Every line from the line containing "Extract the structured" through the final line of the data is to be printed exactly; no other line is to appear.

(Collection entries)
* * * *

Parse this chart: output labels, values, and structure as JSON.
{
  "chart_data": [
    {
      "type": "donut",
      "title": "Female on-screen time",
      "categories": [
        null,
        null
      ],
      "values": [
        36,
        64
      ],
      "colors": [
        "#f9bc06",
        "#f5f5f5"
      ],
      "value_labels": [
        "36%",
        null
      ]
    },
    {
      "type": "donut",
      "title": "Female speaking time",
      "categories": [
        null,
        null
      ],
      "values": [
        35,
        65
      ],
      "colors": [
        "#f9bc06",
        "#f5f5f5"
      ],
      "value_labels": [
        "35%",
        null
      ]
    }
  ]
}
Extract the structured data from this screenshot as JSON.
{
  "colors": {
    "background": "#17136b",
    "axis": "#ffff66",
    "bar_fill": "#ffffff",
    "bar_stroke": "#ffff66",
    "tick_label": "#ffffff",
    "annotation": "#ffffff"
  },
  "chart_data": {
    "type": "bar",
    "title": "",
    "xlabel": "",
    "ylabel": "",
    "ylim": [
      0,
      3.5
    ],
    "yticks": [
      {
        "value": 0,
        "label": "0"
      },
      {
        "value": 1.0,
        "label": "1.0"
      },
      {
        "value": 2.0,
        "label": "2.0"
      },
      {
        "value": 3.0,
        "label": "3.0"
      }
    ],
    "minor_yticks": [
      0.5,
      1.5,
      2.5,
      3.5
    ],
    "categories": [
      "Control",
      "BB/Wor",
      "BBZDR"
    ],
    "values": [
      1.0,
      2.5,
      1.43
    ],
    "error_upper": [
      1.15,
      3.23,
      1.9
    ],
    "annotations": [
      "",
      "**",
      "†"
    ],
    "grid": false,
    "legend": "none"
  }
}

* * * *

## [TASK SOLUTION]
Extract the structured data from this screenshot as JSON.
{
  "colors": {
    "background": "#17136b",
    "axis": "#ffff66",
    "bar_fill": "#ffffff",
    "bar_stroke": "#ffff66",
    "tick_label": "#ffffff",
    "annotation": "#ffffff"
  },
  "chart_data": {
    "type": "bar",
    "title": "",
    "xlabel": "",
    "ylabel": "",
    "ylim": [
      0,
      3.5
    ],
    "yticks": [
      {
        "value": 0,
        "label": "0"
      },
      {
        "value": 1.0,
        "label": "1.0"
      },
      {
        "value": 2.0,
        "label": "2.0"
      },
      {
        "value": 3.0,
        "label": "3.0"
      }
    ],
    "minor_yticks": [
      0.5,
      1.5,
      2.5,
      3.5
    ],
    "categories": [
      "Control",
      "BB/Wor",
      "BBZDR"
    ],
    "values": [
      1.0,
      2.5,
      1.43
    ],
    "error_upper": [
      1.15,
      3.23,
      1.9
    ],
    "annotations": [
      "",
      "**",
      "†"
    ],
    "grid": false,
    "legend": "none"
  }
}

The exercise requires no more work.